**Exercise prompt**. In the entries below, find the lines with the word "background" and copy them.

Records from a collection
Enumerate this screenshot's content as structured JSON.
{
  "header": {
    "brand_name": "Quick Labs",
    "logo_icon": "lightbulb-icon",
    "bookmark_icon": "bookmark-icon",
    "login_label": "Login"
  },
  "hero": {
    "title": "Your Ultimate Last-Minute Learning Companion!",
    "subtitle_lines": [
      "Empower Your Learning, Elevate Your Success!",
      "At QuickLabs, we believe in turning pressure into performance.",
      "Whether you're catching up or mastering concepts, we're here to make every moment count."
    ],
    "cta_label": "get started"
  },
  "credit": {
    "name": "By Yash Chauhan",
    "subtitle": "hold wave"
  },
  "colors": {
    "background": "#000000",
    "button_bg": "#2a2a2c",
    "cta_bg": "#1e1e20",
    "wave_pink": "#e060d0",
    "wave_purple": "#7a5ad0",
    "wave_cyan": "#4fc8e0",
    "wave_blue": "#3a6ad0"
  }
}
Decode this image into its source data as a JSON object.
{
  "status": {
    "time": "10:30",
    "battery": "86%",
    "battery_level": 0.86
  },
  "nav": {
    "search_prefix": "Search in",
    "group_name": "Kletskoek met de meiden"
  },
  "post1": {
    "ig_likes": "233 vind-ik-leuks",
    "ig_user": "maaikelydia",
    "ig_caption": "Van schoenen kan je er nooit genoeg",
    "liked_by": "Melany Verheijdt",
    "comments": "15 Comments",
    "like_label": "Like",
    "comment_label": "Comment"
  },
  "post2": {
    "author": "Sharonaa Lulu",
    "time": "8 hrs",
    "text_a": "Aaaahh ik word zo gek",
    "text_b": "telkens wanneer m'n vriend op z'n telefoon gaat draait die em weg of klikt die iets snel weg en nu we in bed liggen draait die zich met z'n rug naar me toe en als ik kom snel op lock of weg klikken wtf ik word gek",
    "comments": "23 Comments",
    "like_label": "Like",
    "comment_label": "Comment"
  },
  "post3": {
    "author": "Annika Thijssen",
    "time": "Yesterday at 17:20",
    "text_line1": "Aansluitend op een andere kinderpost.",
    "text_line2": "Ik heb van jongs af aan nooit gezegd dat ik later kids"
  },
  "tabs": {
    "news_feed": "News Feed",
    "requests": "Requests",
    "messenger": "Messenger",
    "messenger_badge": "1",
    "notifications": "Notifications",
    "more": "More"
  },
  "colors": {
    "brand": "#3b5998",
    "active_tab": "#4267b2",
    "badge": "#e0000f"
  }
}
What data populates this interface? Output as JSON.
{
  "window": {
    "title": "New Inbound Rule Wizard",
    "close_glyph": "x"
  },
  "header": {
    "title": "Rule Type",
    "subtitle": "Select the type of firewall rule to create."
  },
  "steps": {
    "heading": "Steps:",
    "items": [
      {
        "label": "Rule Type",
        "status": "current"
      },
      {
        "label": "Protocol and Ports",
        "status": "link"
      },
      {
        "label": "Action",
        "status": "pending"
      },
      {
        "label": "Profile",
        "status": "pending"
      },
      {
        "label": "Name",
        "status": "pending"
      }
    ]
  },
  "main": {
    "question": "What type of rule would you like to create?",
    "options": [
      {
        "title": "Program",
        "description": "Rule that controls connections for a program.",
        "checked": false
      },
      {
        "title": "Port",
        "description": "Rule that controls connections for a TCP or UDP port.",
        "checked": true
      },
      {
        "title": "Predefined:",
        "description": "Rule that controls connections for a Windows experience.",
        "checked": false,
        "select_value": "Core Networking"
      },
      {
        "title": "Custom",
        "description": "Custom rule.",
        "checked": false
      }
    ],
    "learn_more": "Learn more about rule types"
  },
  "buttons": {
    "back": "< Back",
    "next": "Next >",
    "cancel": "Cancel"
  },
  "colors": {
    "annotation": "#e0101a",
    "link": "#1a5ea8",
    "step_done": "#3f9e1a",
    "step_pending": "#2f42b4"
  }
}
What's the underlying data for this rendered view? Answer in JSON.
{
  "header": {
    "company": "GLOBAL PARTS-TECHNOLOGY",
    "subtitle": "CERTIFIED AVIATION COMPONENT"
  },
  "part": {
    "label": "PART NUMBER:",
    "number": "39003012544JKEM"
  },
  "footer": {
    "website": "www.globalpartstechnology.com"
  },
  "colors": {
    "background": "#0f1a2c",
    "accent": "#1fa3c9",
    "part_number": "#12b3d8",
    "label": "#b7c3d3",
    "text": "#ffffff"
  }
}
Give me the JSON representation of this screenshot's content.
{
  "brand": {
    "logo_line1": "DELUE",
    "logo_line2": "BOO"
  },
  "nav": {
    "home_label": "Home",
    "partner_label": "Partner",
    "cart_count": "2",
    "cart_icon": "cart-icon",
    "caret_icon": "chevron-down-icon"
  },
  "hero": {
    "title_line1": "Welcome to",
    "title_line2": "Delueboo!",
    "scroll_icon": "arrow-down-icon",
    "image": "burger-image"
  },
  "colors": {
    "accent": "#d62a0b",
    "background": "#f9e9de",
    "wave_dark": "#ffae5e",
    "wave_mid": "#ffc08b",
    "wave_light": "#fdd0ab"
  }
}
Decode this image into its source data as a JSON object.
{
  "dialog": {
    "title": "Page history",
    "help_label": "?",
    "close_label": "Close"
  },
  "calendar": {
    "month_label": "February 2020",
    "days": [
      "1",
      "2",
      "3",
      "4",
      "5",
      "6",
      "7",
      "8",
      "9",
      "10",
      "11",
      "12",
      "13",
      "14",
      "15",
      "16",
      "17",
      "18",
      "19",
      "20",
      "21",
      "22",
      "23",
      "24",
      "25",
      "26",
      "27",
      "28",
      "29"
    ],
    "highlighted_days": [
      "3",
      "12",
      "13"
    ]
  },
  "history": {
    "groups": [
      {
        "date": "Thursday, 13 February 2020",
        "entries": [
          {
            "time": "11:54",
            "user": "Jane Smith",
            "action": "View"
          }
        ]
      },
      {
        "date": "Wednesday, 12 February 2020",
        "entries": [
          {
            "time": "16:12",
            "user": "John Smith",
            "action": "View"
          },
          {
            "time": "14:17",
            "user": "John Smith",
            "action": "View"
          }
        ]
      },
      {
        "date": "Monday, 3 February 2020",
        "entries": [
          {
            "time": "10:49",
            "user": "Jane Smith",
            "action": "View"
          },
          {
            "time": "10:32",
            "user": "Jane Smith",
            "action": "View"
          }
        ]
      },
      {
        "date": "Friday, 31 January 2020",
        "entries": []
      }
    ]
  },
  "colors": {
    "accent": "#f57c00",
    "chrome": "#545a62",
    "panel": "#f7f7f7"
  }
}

**Task response**.
    "background": "#000000",
    "background": "#0f1a2c",
    "background": "#f9e9de",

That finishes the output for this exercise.